[Start]

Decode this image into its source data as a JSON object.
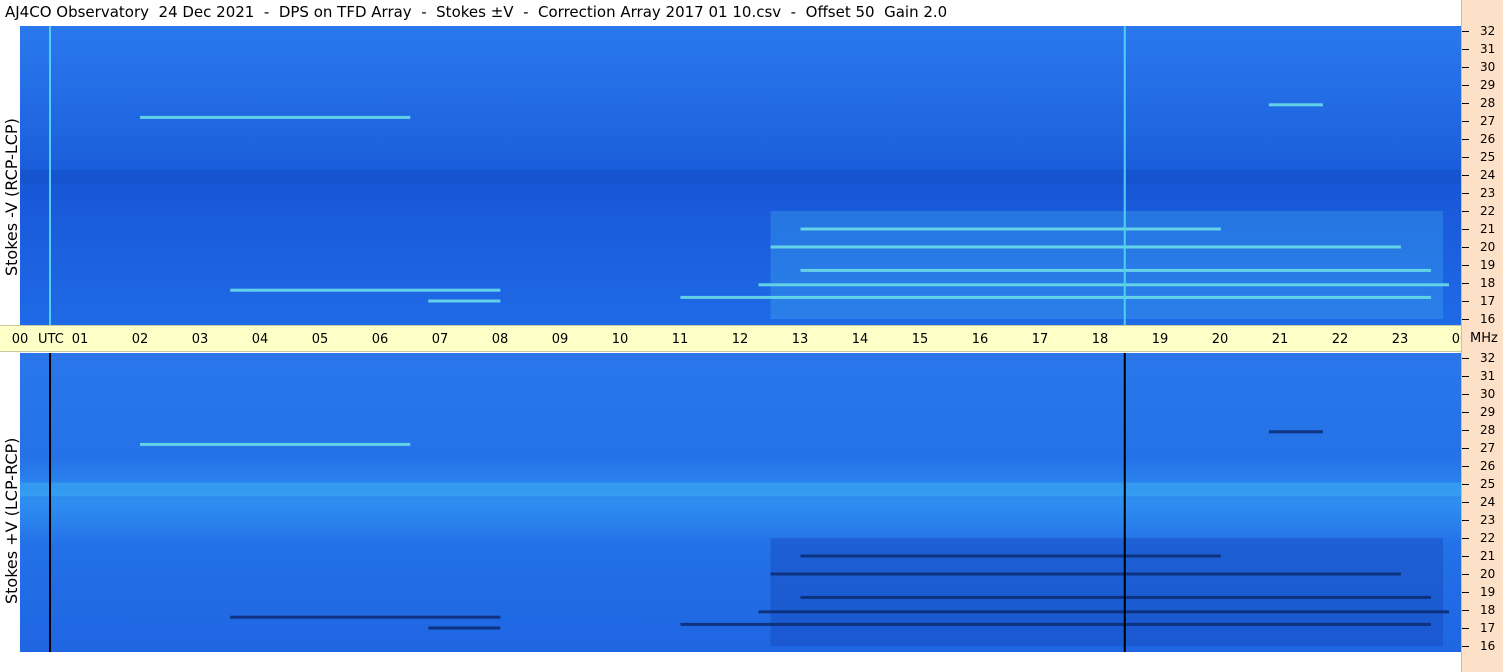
{
  "title": "AJ4CO Observatory  24 Dec 2021  -  DPS on TFD Array  -  Stokes ±V  -  Correction Array 2017 01 10.csv  -  Offset 50  Gain 2.0",
  "panels": [
    {
      "label": "Stokes -V (RCP-LCP)",
      "marker_color": "#4fd0f0",
      "base_color": "#1b62e6"
    },
    {
      "label": "Stokes +V (LCP-RCP)",
      "marker_color": "#000000",
      "base_color": "#1b62e6"
    }
  ],
  "time_axis": {
    "unit_label": "UTC",
    "hours": [
      "00",
      "01",
      "02",
      "03",
      "04",
      "05",
      "06",
      "07",
      "08",
      "09",
      "10",
      "11",
      "12",
      "13",
      "14",
      "15",
      "16",
      "17",
      "18",
      "19",
      "20",
      "21",
      "22",
      "23",
      "00"
    ]
  },
  "freq_axis": {
    "unit_label": "MHz",
    "labels": [
      "32",
      "31",
      "30",
      "29",
      "28",
      "27",
      "26",
      "25",
      "24",
      "23",
      "22",
      "21",
      "20",
      "19",
      "18",
      "17",
      "16"
    ]
  },
  "chart_data": [
    {
      "type": "heatmap",
      "title": "Stokes -V (RCP-LCP)",
      "xlabel": "UTC",
      "ylabel": "MHz",
      "xlim": [
        0,
        24
      ],
      "ylim": [
        16,
        32
      ],
      "marker_lines_utc": [
        0.5,
        18.4
      ],
      "bands": [
        {
          "utc": [
            0.0,
            24.0
          ],
          "mhz": 23.9,
          "level": "low"
        },
        {
          "utc": [
            3.5,
            8.0
          ],
          "mhz": 17.6,
          "level": "high"
        },
        {
          "utc": [
            6.8,
            8.0
          ],
          "mhz": 17.0,
          "level": "high"
        },
        {
          "utc": [
            12.3,
            23.8
          ],
          "mhz": 17.9,
          "level": "high"
        },
        {
          "utc": [
            11.0,
            23.5
          ],
          "mhz": 17.2,
          "level": "high"
        },
        {
          "utc": [
            13.0,
            23.5
          ],
          "mhz": 18.7,
          "level": "high"
        },
        {
          "utc": [
            12.5,
            23.0
          ],
          "mhz": 20.0,
          "level": "high"
        },
        {
          "utc": [
            13.0,
            20.0
          ],
          "mhz": 21.0,
          "level": "high"
        },
        {
          "utc": [
            20.8,
            21.7
          ],
          "mhz": 27.9,
          "level": "high"
        },
        {
          "utc": [
            2.0,
            6.5
          ],
          "mhz": 27.2,
          "level": "high"
        }
      ]
    },
    {
      "type": "heatmap",
      "title": "Stokes +V (LCP-RCP)",
      "xlabel": "UTC",
      "ylabel": "MHz",
      "xlim": [
        0,
        24
      ],
      "ylim": [
        16,
        32
      ],
      "marker_lines_utc": [
        0.5,
        18.4
      ],
      "bands": [
        {
          "utc": [
            0.0,
            24.0
          ],
          "mhz": 24.7,
          "level": "high"
        },
        {
          "utc": [
            3.5,
            8.0
          ],
          "mhz": 17.6,
          "level": "low"
        },
        {
          "utc": [
            6.8,
            8.0
          ],
          "mhz": 17.0,
          "level": "low"
        },
        {
          "utc": [
            12.3,
            23.8
          ],
          "mhz": 17.9,
          "level": "low"
        },
        {
          "utc": [
            11.0,
            23.5
          ],
          "mhz": 17.2,
          "level": "low"
        },
        {
          "utc": [
            13.0,
            23.5
          ],
          "mhz": 18.7,
          "level": "low"
        },
        {
          "utc": [
            12.5,
            23.0
          ],
          "mhz": 20.0,
          "level": "low"
        },
        {
          "utc": [
            13.0,
            20.0
          ],
          "mhz": 21.0,
          "level": "low"
        },
        {
          "utc": [
            20.8,
            21.7
          ],
          "mhz": 27.9,
          "level": "low"
        },
        {
          "utc": [
            2.0,
            6.5
          ],
          "mhz": 27.2,
          "level": "high"
        }
      ]
    }
  ]
}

[End]

■ Exercise brief: Would you return the data exactly as written, without the pictures?

■ Full answer:
Decode this image into its source data as a JSON object.
{
  "title": "AJ4CO Observatory  24 Dec 2021  -  DPS on TFD Array  -  Stokes ±V  -  Correction Array 2017 01 10.csv  -  Offset 50  Gain 2.0",
  "panels": [
    {
      "label": "Stokes -V (RCP-LCP)",
      "marker_color": "#4fd0f0",
      "base_color": "#1b62e6"
    },
    {
      "label": "Stokes +V (LCP-RCP)",
      "marker_color": "#000000",
      "base_color": "#1b62e6"
    }
  ],
  "time_axis": {
    "unit_label": "UTC",
    "hours": [
      "00",
      "01",
      "02",
      "03",
      "04",
      "05",
      "06",
      "07",
      "08",
      "09",
      "10",
      "11",
      "12",
      "13",
      "14",
      "15",
      "16",
      "17",
      "18",
      "19",
      "20",
      "21",
      "22",
      "23",
      "00"
    ]
  },
  "freq_axis": {
    "unit_label": "MHz",
    "labels": [
      "32",
      "31",
      "30",
      "29",
      "28",
      "27",
      "26",
      "25",
      "24",
      "23",
      "22",
      "21",
      "20",
      "19",
      "18",
      "17",
      "16"
    ]
  },
  "chart_data": [
    {
      "type": "heatmap",
      "title": "Stokes -V (RCP-LCP)",
      "xlabel": "UTC",
      "ylabel": "MHz",
      "xlim": [
        0,
        24
      ],
      "ylim": [
        16,
        32
      ],
      "marker_lines_utc": [
        0.5,
        18.4
      ],
      "bands": [
        {
          "utc": [
            0.0,
            24.0
          ],
          "mhz": 23.9,
          "level": "low"
        },
        {
          "utc": [
            3.5,
            8.0
          ],
          "mhz": 17.6,
          "level": "high"
        },
        {
          "utc": [
            6.8,
            8.0
          ],
          "mhz": 17.0,
          "level": "high"
        },
        {
          "utc": [
            12.3,
            23.8
          ],
          "mhz": 17.9,
          "level": "high"
        },
        {
          "utc": [
            11.0,
            23.5
          ],
          "mhz": 17.2,
          "level": "high"
        },
        {
          "utc": [
            13.0,
            23.5
          ],
          "mhz": 18.7,
          "level": "high"
        },
        {
          "utc": [
            12.5,
            23.0
          ],
          "mhz": 20.0,
          "level": "high"
        },
        {
          "utc": [
            13.0,
            20.0
          ],
          "mhz": 21.0,
          "level": "high"
        },
        {
          "utc": [
            20.8,
            21.7
          ],
          "mhz": 27.9,
          "level": "high"
        },
        {
          "utc": [
            2.0,
            6.5
          ],
          "mhz": 27.2,
          "level": "high"
        }
      ]
    },
    {
      "type": "heatmap",
      "title": "Stokes +V (LCP-RCP)",
      "xlabel": "UTC",
      "ylabel": "MHz",
      "xlim": [
        0,
        24
      ],
      "ylim": [
        16,
        32
      ],
      "marker_lines_utc": [
        0.5,
        18.4
      ],
      "bands": [
        {
          "utc": [
            0.0,
            24.0
          ],
          "mhz": 24.7,
          "level": "high"
        },
        {
          "utc": [
            3.5,
            8.0
          ],
          "mhz": 17.6,
          "level": "low"
        },
        {
          "utc": [
            6.8,
            8.0
          ],
          "mhz": 17.0,
          "level": "low"
        },
        {
          "utc": [
            12.3,
            23.8
          ],
          "mhz": 17.9,
          "level": "low"
        },
        {
          "utc": [
            11.0,
            23.5
          ],
          "mhz": 17.2,
          "level": "low"
        },
        {
          "utc": [
            13.0,
            23.5
          ],
          "mhz": 18.7,
          "level": "low"
        },
        {
          "utc": [
            12.5,
            23.0
          ],
          "mhz": 20.0,
          "level": "low"
        },
        {
          "utc": [
            13.0,
            20.0
          ],
          "mhz": 21.0,
          "level": "low"
        },
        {
          "utc": [
            20.8,
            21.7
          ],
          "mhz": 27.9,
          "level": "low"
        },
        {
          "utc": [
            2.0,
            6.5
          ],
          "mhz": 27.2,
          "level": "high"
        }
      ]
    }
  ]
}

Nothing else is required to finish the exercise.